#### Task requirements:
Restate, word for word, all of the material shown below.

# Start of Data provided

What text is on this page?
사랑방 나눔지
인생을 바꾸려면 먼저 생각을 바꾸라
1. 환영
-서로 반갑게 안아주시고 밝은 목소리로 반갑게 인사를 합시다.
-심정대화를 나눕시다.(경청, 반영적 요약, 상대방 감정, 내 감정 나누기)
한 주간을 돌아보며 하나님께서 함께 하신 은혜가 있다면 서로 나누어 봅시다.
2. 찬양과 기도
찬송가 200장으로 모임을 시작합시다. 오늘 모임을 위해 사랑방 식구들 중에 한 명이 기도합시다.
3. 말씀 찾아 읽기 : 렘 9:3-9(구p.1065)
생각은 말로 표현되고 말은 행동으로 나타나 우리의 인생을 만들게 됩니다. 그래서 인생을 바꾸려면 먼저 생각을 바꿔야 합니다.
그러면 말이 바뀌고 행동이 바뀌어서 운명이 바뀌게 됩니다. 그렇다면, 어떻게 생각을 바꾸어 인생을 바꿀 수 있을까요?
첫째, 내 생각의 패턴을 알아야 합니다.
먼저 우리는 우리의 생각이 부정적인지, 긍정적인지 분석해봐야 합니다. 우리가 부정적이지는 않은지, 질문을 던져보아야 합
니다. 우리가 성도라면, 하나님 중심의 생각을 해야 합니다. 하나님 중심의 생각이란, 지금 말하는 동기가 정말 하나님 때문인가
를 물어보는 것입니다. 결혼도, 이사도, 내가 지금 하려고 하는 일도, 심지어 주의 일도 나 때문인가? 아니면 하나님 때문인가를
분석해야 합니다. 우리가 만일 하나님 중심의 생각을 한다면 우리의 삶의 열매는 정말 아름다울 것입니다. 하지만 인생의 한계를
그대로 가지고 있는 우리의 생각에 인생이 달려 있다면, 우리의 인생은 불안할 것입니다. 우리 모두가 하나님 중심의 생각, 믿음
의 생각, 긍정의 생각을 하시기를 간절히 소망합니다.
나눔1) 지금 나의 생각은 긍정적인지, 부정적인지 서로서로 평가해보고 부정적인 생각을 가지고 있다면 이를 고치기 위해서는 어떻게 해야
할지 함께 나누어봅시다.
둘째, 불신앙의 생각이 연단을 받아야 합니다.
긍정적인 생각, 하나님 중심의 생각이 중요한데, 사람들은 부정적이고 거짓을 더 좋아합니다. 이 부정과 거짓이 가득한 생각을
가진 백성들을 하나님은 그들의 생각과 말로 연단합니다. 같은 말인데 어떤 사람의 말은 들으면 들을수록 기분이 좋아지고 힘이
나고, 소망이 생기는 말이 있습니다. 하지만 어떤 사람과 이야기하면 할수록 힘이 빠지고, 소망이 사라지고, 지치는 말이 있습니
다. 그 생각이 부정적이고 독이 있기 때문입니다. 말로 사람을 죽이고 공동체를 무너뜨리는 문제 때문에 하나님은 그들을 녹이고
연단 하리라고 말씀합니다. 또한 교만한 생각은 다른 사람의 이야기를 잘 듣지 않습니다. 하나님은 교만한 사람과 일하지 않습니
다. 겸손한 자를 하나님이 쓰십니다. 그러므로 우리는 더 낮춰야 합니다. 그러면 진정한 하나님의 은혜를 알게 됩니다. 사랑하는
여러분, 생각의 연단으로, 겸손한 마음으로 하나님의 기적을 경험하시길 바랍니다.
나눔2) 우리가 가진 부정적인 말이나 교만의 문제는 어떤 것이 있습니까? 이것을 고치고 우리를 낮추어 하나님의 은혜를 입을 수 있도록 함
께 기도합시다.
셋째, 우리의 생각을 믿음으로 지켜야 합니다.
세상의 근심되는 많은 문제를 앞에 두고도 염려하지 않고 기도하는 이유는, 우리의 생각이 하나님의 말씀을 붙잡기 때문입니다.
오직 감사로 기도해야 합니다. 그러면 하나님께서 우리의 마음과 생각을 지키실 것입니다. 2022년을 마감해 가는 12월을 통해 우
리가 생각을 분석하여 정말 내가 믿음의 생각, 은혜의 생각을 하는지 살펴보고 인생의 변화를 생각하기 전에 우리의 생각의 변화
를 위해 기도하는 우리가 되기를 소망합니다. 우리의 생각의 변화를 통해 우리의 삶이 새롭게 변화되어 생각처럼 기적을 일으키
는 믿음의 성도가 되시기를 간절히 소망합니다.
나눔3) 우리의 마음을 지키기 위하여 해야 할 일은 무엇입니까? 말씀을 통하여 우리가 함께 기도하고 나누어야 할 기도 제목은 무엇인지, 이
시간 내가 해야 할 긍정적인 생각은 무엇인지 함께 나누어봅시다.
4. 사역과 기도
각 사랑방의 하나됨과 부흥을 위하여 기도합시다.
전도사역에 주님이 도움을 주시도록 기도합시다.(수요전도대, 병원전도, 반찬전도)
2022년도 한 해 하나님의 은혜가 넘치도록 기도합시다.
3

# End of Data provided

#### Task solution:
What text is on this page?
사랑방 나눔지
인생을 바꾸려면 먼저 생각을 바꾸라
1. 환영
-서로 반갑게 안아주시고 밝은 목소리로 반갑게 인사를 합시다.
-심정대화를 나눕시다.(경청, 반영적 요약, 상대방 감정, 내 감정 나누기)
한 주간을 돌아보며 하나님께서 함께 하신 은혜가 있다면 서로 나누어 봅시다.
2. 찬양과 기도
찬송가 200장으로 모임을 시작합시다. 오늘 모임을 위해 사랑방 식구들 중에 한 명이 기도합시다.
3. 말씀 찾아 읽기 : 렘 9:3-9(구p.1065)
생각은 말로 표현되고 말은 행동으로 나타나 우리의 인생을 만들게 됩니다. 그래서 인생을 바꾸려면 먼저 생각을 바꿔야 합니다.
그러면 말이 바뀌고 행동이 바뀌어서 운명이 바뀌게 됩니다. 그렇다면, 어떻게 생각을 바꾸어 인생을 바꿀 수 있을까요?
첫째, 내 생각의 패턴을 알아야 합니다.
먼저 우리는 우리의 생각이 부정적인지, 긍정적인지 분석해봐야 합니다. 우리가 부정적이지는 않은지, 질문을 던져보아야 합
니다. 우리가 성도라면, 하나님 중심의 생각을 해야 합니다. 하나님 중심의 생각이란, 지금 말하는 동기가 정말 하나님 때문인가
를 물어보는 것입니다. 결혼도, 이사도, 내가 지금 하려고 하는 일도, 심지어 주의 일도 나 때문인가? 아니면 하나님 때문인가를
분석해야 합니다. 우리가 만일 하나님 중심의 생각을 한다면 우리의 삶의 열매는 정말 아름다울 것입니다. 하지만 인생의 한계를
그대로 가지고 있는 우리의 생각에 인생이 달려 있다면, 우리의 인생은 불안할 것입니다. 우리 모두가 하나님 중심의 생각, 믿음
의 생각, 긍정의 생각을 하시기를 간절히 소망합니다.
나눔1) 지금 나의 생각은 긍정적인지, 부정적인지 서로서로 평가해보고 부정적인 생각을 가지고 있다면 이를 고치기 위해서는 어떻게 해야
할지 함께 나누어봅시다.
둘째, 불신앙의 생각이 연단을 받아야 합니다.
긍정적인 생각, 하나님 중심의 생각이 중요한데, 사람들은 부정적이고 거짓을 더 좋아합니다. 이 부정과 거짓이 가득한 생각을
가진 백성들을 하나님은 그들의 생각과 말로 연단합니다. 같은 말인데 어떤 사람의 말은 들으면 들을수록 기분이 좋아지고 힘이
나고, 소망이 생기는 말이 있습니다. 하지만 어떤 사람과 이야기하면 할수록 힘이 빠지고, 소망이 사라지고, 지치는 말이 있습니
다. 그 생각이 부정적이고 독이 있기 때문입니다. 말로 사람을 죽이고 공동체를 무너뜨리는 문제 때문에 하나님은 그들을 녹이고
연단 하리라고 말씀합니다. 또한 교만한 생각은 다른 사람의 이야기를 잘 듣지 않습니다. 하나님은 교만한 사람과 일하지 않습니
다. 겸손한 자를 하나님이 쓰십니다. 그러므로 우리는 더 낮춰야 합니다. 그러면 진정한 하나님의 은혜를 알게 됩니다. 사랑하는
여러분, 생각의 연단으로, 겸손한 마음으로 하나님의 기적을 경험하시길 바랍니다.
나눔2) 우리가 가진 부정적인 말이나 교만의 문제는 어떤 것이 있습니까? 이것을 고치고 우리를 낮추어 하나님의 은혜를 입을 수 있도록 함
께 기도합시다.
셋째, 우리의 생각을 믿음으로 지켜야 합니다.
세상의 근심되는 많은 문제를 앞에 두고도 염려하지 않고 기도하는 이유는, 우리의 생각이 하나님의 말씀을 붙잡기 때문입니다.
오직 감사로 기도해야 합니다. 그러면 하나님께서 우리의 마음과 생각을 지키실 것입니다. 2022년을 마감해 가는 12월을 통해 우
리가 생각을 분석하여 정말 내가 믿음의 생각, 은혜의 생각을 하는지 살펴보고 인생의 변화를 생각하기 전에 우리의 생각의 변화
를 위해 기도하는 우리가 되기를 소망합니다. 우리의 생각의 변화를 통해 우리의 삶이 새롭게 변화되어 생각처럼 기적을 일으키
는 믿음의 성도가 되시기를 간절히 소망합니다.
나눔3) 우리의 마음을 지키기 위하여 해야 할 일은 무엇입니까? 말씀을 통하여 우리가 함께 기도하고 나누어야 할 기도 제목은 무엇인지, 이
시간 내가 해야 할 긍정적인 생각은 무엇인지 함께 나누어봅시다.
4. 사역과 기도
각 사랑방의 하나됨과 부흥을 위하여 기도합시다.
전도사역에 주님이 도움을 주시도록 기도합시다.(수요전도대, 병원전도, 반찬전도)
2022년도 한 해 하나님의 은혜가 넘치도록 기도합시다.
3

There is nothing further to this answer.